Items from a figure collection:
================================

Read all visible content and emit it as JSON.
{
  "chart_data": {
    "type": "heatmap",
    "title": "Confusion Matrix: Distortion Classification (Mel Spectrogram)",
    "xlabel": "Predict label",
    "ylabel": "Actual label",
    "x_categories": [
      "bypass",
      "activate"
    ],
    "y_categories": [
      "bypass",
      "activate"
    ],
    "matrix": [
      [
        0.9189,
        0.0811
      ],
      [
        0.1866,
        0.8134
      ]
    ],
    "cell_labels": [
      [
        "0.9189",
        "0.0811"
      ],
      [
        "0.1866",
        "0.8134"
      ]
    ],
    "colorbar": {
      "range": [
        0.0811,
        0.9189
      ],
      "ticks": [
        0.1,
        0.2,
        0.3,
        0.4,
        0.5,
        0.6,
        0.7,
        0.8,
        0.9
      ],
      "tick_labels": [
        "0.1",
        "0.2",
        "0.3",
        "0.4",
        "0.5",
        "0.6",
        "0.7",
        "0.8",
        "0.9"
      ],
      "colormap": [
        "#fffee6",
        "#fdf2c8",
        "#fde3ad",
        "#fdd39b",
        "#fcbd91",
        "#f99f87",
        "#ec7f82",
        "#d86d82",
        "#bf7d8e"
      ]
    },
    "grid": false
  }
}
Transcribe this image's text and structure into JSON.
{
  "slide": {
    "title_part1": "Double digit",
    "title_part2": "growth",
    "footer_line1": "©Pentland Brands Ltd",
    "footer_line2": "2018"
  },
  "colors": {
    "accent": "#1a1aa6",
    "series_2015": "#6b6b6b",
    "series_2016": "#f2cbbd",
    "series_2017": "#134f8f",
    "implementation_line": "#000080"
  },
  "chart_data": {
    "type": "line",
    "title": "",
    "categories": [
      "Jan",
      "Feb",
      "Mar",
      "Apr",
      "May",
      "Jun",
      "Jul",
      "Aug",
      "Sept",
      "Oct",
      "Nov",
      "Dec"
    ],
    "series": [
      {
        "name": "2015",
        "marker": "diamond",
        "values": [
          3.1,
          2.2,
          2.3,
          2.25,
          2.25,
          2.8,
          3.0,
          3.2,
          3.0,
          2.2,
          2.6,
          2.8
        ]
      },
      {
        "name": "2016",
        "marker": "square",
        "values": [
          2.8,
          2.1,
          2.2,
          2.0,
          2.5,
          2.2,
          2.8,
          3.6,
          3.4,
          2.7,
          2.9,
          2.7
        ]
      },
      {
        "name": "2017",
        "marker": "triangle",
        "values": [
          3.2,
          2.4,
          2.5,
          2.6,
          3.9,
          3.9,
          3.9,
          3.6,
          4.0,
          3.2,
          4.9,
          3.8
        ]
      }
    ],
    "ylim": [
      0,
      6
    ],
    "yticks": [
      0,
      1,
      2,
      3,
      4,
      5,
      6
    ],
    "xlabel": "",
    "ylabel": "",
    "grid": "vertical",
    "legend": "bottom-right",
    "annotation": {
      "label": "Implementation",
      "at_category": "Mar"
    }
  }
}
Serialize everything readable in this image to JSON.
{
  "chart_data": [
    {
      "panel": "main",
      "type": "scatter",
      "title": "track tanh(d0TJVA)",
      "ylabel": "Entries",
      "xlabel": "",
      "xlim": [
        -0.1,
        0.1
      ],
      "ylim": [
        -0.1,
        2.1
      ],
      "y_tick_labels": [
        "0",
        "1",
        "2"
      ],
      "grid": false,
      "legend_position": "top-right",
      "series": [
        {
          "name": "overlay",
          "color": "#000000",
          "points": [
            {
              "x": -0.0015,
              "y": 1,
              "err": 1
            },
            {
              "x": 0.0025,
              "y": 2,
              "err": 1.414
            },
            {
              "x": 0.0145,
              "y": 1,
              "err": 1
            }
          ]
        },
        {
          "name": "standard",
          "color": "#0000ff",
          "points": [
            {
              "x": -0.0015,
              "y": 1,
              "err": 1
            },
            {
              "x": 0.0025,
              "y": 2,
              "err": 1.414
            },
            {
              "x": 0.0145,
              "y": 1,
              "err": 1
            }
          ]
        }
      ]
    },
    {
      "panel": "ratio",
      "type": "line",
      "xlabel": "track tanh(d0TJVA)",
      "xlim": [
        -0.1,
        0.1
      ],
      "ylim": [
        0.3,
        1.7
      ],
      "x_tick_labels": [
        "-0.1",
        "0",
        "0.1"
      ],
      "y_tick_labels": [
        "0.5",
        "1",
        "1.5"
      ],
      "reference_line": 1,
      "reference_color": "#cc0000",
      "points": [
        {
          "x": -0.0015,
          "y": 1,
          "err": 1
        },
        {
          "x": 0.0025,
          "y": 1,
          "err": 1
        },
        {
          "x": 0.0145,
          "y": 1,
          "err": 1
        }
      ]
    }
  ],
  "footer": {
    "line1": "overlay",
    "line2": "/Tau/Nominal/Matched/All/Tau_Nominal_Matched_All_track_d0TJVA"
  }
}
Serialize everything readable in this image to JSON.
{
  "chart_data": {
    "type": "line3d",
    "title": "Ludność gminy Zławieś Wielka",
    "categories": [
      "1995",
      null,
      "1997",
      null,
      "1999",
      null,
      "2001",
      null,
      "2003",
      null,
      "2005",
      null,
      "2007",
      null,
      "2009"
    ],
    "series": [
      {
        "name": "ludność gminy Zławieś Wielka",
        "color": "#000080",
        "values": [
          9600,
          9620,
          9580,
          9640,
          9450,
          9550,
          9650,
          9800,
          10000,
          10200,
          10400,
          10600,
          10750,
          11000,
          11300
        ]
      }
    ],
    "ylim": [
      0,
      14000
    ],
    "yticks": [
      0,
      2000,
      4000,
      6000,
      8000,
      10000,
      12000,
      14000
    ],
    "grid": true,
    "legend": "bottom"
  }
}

================================

## SHORT TASK
Write out every record, exactly as written.

## RESPONSE
Read all visible content and emit it as JSON.
{
  "chart_data": {
    "type": "heatmap",
    "title": "Confusion Matrix: Distortion Classification (Mel Spectrogram)",
    "xlabel": "Predict label",
    "ylabel": "Actual label",
    "x_categories": [
      "bypass",
      "activate"
    ],
    "y_categories": [
      "bypass",
      "activate"
    ],
    "matrix": [
      [
        0.9189,
        0.0811
      ],
      [
        0.1866,
        0.8134
      ]
    ],
    "cell_labels": [
      [
        "0.9189",
        "0.0811"
      ],
      [
        "0.1866",
        "0.8134"
      ]
    ],
    "colorbar": {
      "range": [
        0.0811,
        0.9189
      ],
      "ticks": [
        0.1,
        0.2,
        0.3,
        0.4,
        0.5,
        0.6,
        0.7,
        0.8,
        0.9
      ],
      "tick_labels": [
        "0.1",
        "0.2",
        "0.3",
        "0.4",
        "0.5",
        "0.6",
        "0.7",
        "0.8",
        "0.9"
      ],
      "colormap": [
        "#fffee6",
        "#fdf2c8",
        "#fde3ad",
        "#fdd39b",
        "#fcbd91",
        "#f99f87",
        "#ec7f82",
        "#d86d82",
        "#bf7d8e"
      ]
    },
    "grid": false
  }
}
Transcribe this image's text and structure into JSON.
{
  "slide": {
    "title_part1": "Double digit",
    "title_part2": "growth",
    "footer_line1": "©Pentland Brands Ltd",
    "footer_line2": "2018"
  },
  "colors": {
    "accent": "#1a1aa6",
    "series_2015": "#6b6b6b",
    "series_2016": "#f2cbbd",
    "series_2017": "#134f8f",
    "implementation_line": "#000080"
  },
  "chart_data": {
    "type": "line",
    "title": "",
    "categories": [
      "Jan",
      "Feb",
      "Mar",
      "Apr",
      "May",
      "Jun",
      "Jul",
      "Aug",
      "Sept",
      "Oct",
      "Nov",
      "Dec"
    ],
    "series": [
      {
        "name": "2015",
        "marker": "diamond",
        "values": [
          3.1,
          2.2,
          2.3,
          2.25,
          2.25,
          2.8,
          3.0,
          3.2,
          3.0,
          2.2,
          2.6,
          2.8
        ]
      },
      {
        "name": "2016",
        "marker": "square",
        "values": [
          2.8,
          2.1,
          2.2,
          2.0,
          2.5,
          2.2,
          2.8,
          3.6,
          3.4,
          2.7,
          2.9,
          2.7
        ]
      },
      {
        "name": "2017",
        "marker": "triangle",
        "values": [
          3.2,
          2.4,
          2.5,
          2.6,
          3.9,
          3.9,
          3.9,
          3.6,
          4.0,
          3.2,
          4.9,
          3.8
        ]
      }
    ],
    "ylim": [
      0,
      6
    ],
    "yticks": [
      0,
      1,
      2,
      3,
      4,
      5,
      6
    ],
    "xlabel": "",
    "ylabel": "",
    "grid": "vertical",
    "legend": "bottom-right",
    "annotation": {
      "label": "Implementation",
      "at_category": "Mar"
    }
  }
}
Serialize everything readable in this image to JSON.
{
  "chart_data": [
    {
      "panel": "main",
      "type": "scatter",
      "title": "track tanh(d0TJVA)",
      "ylabel": "Entries",
      "xlabel": "",
      "xlim": [
        -0.1,
        0.1
      ],
      "ylim": [
        -0.1,
        2.1
      ],
      "y_tick_labels": [
        "0",
        "1",
        "2"
      ],
      "grid": false,
      "legend_position": "top-right",
      "series": [
        {
          "name": "overlay",
          "color": "#000000",
          "points": [
            {
              "x": -0.0015,
              "y": 1,
              "err": 1
            },
            {
              "x": 0.0025,
              "y": 2,
              "err": 1.414
            },
            {
              "x": 0.0145,
              "y": 1,
              "err": 1
            }
          ]
        },
        {
          "name": "standard",
          "color": "#0000ff",
          "points": [
            {
              "x": -0.0015,
              "y": 1,
              "err": 1
            },
            {
              "x": 0.0025,
              "y": 2,
              "err": 1.414
            },
            {
              "x": 0.0145,
              "y": 1,
              "err": 1
            }
          ]
        }
      ]
    },
    {
      "panel": "ratio",
      "type": "line",
      "xlabel": "track tanh(d0TJVA)",
      "xlim": [
        -0.1,
        0.1
      ],
      "ylim": [
        0.3,
        1.7
      ],
      "x_tick_labels": [
        "-0.1",
        "0",
        "0.1"
      ],
      "y_tick_labels": [
        "0.5",
        "1",
        "1.5"
      ],
      "reference_line": 1,
      "reference_color": "#cc0000",
      "points": [
        {
          "x": -0.0015,
          "y": 1,
          "err": 1
        },
        {
          "x": 0.0025,
          "y": 1,
          "err": 1
        },
        {
          "x": 0.0145,
          "y": 1,
          "err": 1
        }
      ]
    }
  ],
  "footer": {
    "line1": "overlay",
    "line2": "/Tau/Nominal/Matched/All/Tau_Nominal_Matched_All_track_d0TJVA"
  }
}
Serialize everything readable in this image to JSON.
{
  "chart_data": {
    "type": "line3d",
    "title": "Ludność gminy Zławieś Wielka",
    "categories": [
      "1995",
      null,
      "1997",
      null,
      "1999",
      null,
      "2001",
      null,
      "2003",
      null,
      "2005",
      null,
      "2007",
      null,
      "2009"
    ],
    "series": [
      {
        "name": "ludność gminy Zławieś Wielka",
        "color": "#000080",
        "values": [
          9600,
          9620,
          9580,
          9640,
          9450,
          9550,
          9650,
          9800,
          10000,
          10200,
          10400,
          10600,
          10750,
          11000,
          11300
        ]
      }
    ],
    "ylim": [
      0,
      14000
    ],
    "yticks": [
      0,
      2000,
      4000,
      6000,
      8000,
      10000,
      12000,
      14000
    ],
    "grid": true,
    "legend": "bottom"
  }
}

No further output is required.